**To be done**
Set all the material down again unchanged, without the pictures.

start Data listing

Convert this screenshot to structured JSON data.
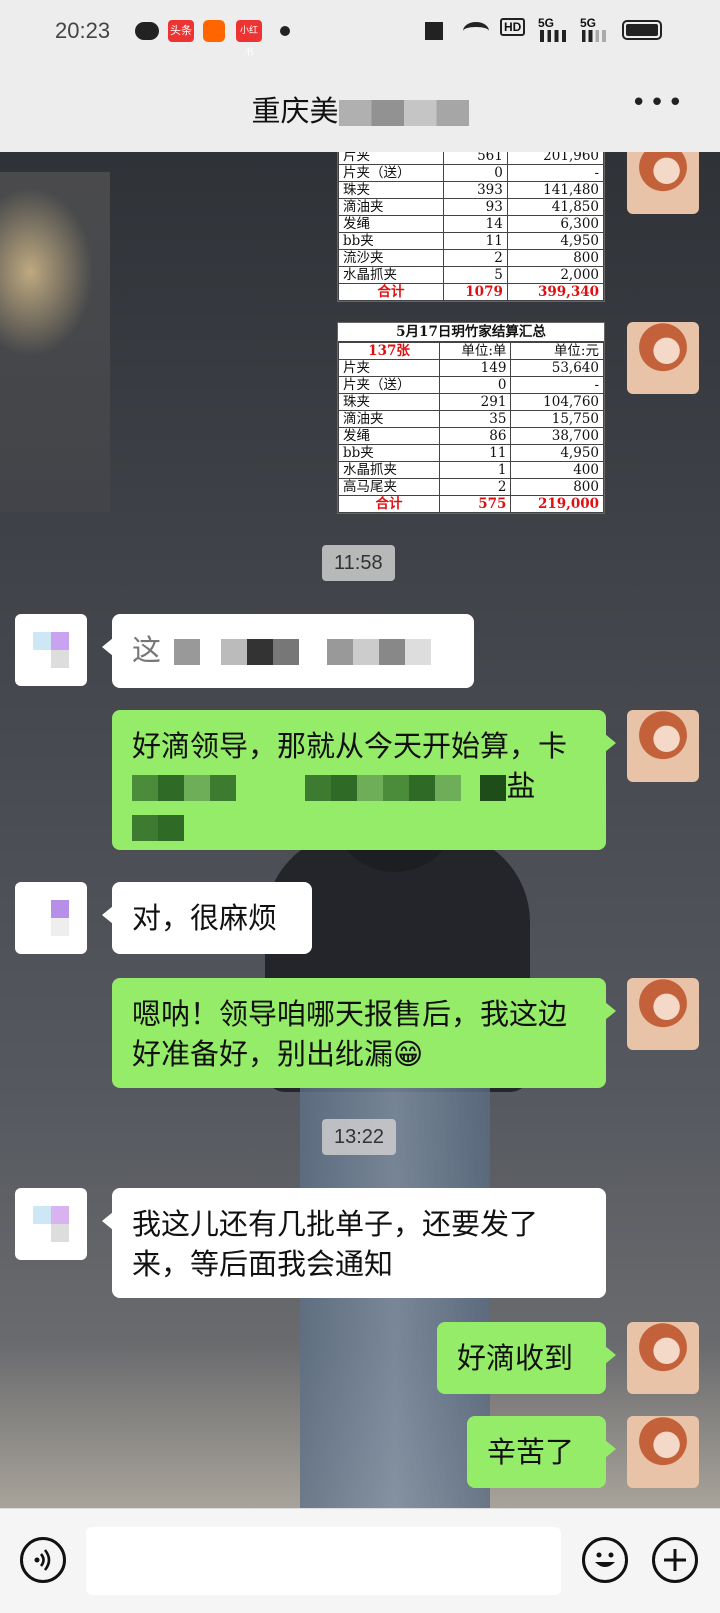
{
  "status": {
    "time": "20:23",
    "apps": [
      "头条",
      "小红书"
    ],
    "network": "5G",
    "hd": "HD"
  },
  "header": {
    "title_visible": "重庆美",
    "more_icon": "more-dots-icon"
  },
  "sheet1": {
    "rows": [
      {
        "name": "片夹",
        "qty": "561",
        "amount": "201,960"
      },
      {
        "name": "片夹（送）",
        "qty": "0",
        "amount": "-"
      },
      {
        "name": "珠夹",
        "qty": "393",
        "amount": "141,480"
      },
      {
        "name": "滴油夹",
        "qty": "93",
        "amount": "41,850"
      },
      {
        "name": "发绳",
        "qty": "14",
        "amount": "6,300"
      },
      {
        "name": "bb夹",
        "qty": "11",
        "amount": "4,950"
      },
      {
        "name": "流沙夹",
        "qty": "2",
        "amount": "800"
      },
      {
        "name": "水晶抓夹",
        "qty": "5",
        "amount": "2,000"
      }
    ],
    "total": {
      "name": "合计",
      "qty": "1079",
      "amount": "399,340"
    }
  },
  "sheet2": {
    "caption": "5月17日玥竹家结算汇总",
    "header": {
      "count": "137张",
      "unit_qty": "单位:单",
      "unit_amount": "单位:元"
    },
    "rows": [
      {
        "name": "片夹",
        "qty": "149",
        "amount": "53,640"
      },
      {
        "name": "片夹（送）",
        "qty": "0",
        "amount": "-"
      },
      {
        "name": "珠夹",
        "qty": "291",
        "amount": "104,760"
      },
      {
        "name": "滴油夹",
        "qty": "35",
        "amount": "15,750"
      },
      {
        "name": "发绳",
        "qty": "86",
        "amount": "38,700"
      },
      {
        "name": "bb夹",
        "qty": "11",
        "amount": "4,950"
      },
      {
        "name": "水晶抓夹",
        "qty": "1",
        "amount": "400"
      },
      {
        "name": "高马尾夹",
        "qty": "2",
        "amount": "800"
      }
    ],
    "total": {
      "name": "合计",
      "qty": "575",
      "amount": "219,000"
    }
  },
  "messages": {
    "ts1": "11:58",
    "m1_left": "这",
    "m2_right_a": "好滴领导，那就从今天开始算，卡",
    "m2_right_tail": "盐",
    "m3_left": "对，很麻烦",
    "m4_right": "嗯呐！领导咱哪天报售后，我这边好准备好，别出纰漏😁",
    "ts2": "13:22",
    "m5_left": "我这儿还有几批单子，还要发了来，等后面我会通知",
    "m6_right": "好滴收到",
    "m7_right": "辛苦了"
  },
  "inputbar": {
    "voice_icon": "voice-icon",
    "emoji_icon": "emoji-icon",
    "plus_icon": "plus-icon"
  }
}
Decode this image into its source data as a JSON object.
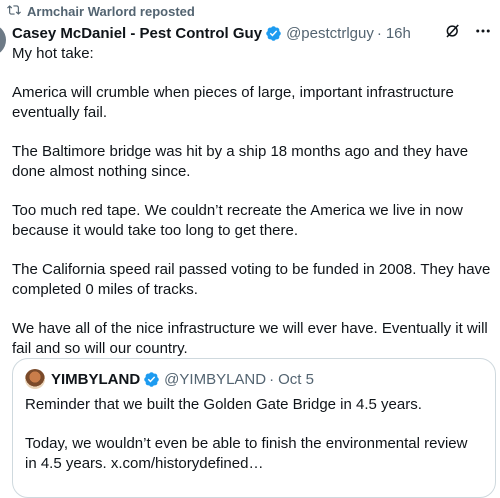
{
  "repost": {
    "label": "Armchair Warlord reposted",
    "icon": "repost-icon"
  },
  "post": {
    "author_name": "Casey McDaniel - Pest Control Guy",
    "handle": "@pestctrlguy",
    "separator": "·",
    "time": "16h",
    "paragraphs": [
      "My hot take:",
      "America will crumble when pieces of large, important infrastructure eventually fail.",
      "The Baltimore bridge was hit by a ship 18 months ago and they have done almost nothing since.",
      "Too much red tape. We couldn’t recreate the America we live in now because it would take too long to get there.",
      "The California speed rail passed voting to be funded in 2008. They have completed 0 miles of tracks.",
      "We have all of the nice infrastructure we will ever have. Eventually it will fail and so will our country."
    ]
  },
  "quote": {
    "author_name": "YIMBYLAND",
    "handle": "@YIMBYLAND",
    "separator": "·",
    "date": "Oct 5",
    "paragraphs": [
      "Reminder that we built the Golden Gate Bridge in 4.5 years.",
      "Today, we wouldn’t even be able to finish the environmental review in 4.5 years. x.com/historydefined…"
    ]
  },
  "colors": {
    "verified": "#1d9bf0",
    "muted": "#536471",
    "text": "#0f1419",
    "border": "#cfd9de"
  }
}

end Data listing

**Answer for the task**
Convert this screenshot to structured JSON data.
{
  "status": {
    "time": "20:23",
    "apps": [
      "头条",
      "小红书"
    ],
    "network": "5G",
    "hd": "HD"
  },
  "header": {
    "title_visible": "重庆美",
    "more_icon": "more-dots-icon"
  },
  "sheet1": {
    "rows": [
      {
        "name": "片夹",
        "qty": "561",
        "amount": "201,960"
      },
      {
        "name": "片夹（送）",
        "qty": "0",
        "amount": "-"
      },
      {
        "name": "珠夹",
        "qty": "393",
        "amount": "141,480"
      },
      {
        "name": "滴油夹",
        "qty": "93",
        "amount": "41,850"
      },
      {
        "name": "发绳",
        "qty": "14",
        "amount": "6,300"
      },
      {
        "name": "bb夹",
        "qty": "11",
        "amount": "4,950"
      },
      {
        "name": "流沙夹",
        "qty": "2",
        "amount": "800"
      },
      {
        "name": "水晶抓夹",
        "qty": "5",
        "amount": "2,000"
      }
    ],
    "total": {
      "name": "合计",
      "qty": "1079",
      "amount": "399,340"
    }
  },
  "sheet2": {
    "caption": "5月17日玥竹家结算汇总",
    "header": {
      "count": "137张",
      "unit_qty": "单位:单",
      "unit_amount": "单位:元"
    },
    "rows": [
      {
        "name": "片夹",
        "qty": "149",
        "amount": "53,640"
      },
      {
        "name": "片夹（送）",
        "qty": "0",
        "amount": "-"
      },
      {
        "name": "珠夹",
        "qty": "291",
        "amount": "104,760"
      },
      {
        "name": "滴油夹",
        "qty": "35",
        "amount": "15,750"
      },
      {
        "name": "发绳",
        "qty": "86",
        "amount": "38,700"
      },
      {
        "name": "bb夹",
        "qty": "11",
        "amount": "4,950"
      },
      {
        "name": "水晶抓夹",
        "qty": "1",
        "amount": "400"
      },
      {
        "name": "高马尾夹",
        "qty": "2",
        "amount": "800"
      }
    ],
    "total": {
      "name": "合计",
      "qty": "575",
      "amount": "219,000"
    }
  },
  "messages": {
    "ts1": "11:58",
    "m1_left": "这",
    "m2_right_a": "好滴领导，那就从今天开始算，卡",
    "m2_right_tail": "盐",
    "m3_left": "对，很麻烦",
    "m4_right": "嗯呐！领导咱哪天报售后，我这边好准备好，别出纰漏😁",
    "ts2": "13:22",
    "m5_left": "我这儿还有几批单子，还要发了来，等后面我会通知",
    "m6_right": "好滴收到",
    "m7_right": "辛苦了"
  },
  "inputbar": {
    "voice_icon": "voice-icon",
    "emoji_icon": "emoji-icon",
    "plus_icon": "plus-icon"
  }
}
Decode this image into its source data as a JSON object.
{
  "repost": {
    "label": "Armchair Warlord reposted",
    "icon": "repost-icon"
  },
  "post": {
    "author_name": "Casey McDaniel - Pest Control Guy",
    "handle": "@pestctrlguy",
    "separator": "·",
    "time": "16h",
    "paragraphs": [
      "My hot take:",
      "America will crumble when pieces of large, important infrastructure eventually fail.",
      "The Baltimore bridge was hit by a ship 18 months ago and they have done almost nothing since.",
      "Too much red tape. We couldn’t recreate the America we live in now because it would take too long to get there.",
      "The California speed rail passed voting to be funded in 2008. They have completed 0 miles of tracks.",
      "We have all of the nice infrastructure we will ever have. Eventually it will fail and so will our country."
    ]
  },
  "quote": {
    "author_name": "YIMBYLAND",
    "handle": "@YIMBYLAND",
    "separator": "·",
    "date": "Oct 5",
    "paragraphs": [
      "Reminder that we built the Golden Gate Bridge in 4.5 years.",
      "Today, we wouldn’t even be able to finish the environmental review in 4.5 years. x.com/historydefined…"
    ]
  },
  "colors": {
    "verified": "#1d9bf0",
    "muted": "#536471",
    "text": "#0f1419",
    "border": "#cfd9de"
  }
}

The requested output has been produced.